- Directions: Give nothing except the number of lines containing the word "babae".

• • •

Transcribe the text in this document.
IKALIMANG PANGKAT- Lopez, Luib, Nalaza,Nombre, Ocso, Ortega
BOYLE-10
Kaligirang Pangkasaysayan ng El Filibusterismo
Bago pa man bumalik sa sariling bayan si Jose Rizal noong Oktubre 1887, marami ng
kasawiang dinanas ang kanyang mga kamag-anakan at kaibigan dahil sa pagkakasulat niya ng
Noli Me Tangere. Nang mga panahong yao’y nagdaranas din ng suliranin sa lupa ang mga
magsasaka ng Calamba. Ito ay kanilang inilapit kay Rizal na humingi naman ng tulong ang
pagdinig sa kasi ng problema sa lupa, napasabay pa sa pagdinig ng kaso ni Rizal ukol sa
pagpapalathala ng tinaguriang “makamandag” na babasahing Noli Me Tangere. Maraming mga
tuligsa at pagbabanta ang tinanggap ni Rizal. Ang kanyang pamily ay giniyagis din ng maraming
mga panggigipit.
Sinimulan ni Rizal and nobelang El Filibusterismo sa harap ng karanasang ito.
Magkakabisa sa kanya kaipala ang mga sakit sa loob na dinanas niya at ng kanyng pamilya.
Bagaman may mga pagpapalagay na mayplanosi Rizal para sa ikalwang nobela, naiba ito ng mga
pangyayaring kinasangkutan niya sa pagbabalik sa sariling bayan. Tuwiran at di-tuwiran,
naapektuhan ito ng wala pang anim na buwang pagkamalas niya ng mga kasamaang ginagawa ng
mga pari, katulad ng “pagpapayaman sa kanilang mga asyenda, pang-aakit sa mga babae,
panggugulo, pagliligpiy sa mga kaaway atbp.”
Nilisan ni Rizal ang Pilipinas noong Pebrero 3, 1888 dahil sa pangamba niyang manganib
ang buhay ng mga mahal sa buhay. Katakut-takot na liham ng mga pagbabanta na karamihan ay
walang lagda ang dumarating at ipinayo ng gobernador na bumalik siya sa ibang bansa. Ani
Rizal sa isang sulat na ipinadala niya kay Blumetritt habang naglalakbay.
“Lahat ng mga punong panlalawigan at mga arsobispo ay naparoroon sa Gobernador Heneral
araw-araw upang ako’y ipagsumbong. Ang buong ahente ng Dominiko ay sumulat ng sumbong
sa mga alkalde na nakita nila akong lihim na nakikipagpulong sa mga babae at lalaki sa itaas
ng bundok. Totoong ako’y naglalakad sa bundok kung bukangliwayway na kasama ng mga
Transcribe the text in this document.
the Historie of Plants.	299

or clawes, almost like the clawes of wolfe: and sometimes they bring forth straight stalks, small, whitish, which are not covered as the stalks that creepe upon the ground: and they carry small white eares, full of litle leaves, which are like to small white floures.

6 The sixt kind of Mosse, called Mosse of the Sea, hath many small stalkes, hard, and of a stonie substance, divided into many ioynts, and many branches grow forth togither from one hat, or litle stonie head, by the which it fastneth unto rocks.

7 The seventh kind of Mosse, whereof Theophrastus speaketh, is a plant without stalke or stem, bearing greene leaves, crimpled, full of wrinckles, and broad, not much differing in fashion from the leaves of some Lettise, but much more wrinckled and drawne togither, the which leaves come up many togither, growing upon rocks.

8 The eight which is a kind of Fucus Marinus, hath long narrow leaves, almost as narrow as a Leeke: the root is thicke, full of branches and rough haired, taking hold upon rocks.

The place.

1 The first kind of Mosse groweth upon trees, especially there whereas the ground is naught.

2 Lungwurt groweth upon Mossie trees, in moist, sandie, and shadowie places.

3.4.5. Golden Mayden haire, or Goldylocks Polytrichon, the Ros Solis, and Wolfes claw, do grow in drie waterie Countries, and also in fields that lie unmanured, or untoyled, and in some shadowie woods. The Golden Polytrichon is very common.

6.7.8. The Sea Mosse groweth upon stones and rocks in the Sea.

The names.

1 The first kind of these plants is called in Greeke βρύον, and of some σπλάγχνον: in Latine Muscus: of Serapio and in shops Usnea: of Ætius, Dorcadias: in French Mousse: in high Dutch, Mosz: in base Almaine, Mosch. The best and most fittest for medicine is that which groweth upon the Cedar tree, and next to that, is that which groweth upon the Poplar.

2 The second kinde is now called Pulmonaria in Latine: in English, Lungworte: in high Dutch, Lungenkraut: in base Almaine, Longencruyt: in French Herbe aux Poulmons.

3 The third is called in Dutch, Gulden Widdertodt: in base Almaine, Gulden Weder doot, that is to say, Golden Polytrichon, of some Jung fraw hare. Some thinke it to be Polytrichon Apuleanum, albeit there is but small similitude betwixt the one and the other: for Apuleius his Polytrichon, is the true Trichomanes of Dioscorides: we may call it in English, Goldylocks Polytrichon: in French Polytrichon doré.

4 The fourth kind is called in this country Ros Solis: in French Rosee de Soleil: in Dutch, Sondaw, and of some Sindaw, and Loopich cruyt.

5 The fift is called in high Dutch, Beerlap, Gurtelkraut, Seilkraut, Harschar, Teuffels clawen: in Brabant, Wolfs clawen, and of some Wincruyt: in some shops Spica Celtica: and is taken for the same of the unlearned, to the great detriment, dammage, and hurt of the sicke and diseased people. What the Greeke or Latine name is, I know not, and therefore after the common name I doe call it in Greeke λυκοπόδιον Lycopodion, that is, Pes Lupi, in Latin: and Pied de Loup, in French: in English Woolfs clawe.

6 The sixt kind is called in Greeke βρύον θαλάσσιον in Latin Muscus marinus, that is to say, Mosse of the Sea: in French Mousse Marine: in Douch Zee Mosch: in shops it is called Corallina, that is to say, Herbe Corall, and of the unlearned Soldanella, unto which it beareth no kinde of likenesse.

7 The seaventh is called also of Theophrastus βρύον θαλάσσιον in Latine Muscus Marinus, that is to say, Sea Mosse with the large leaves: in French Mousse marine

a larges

• • •

- Result below: 2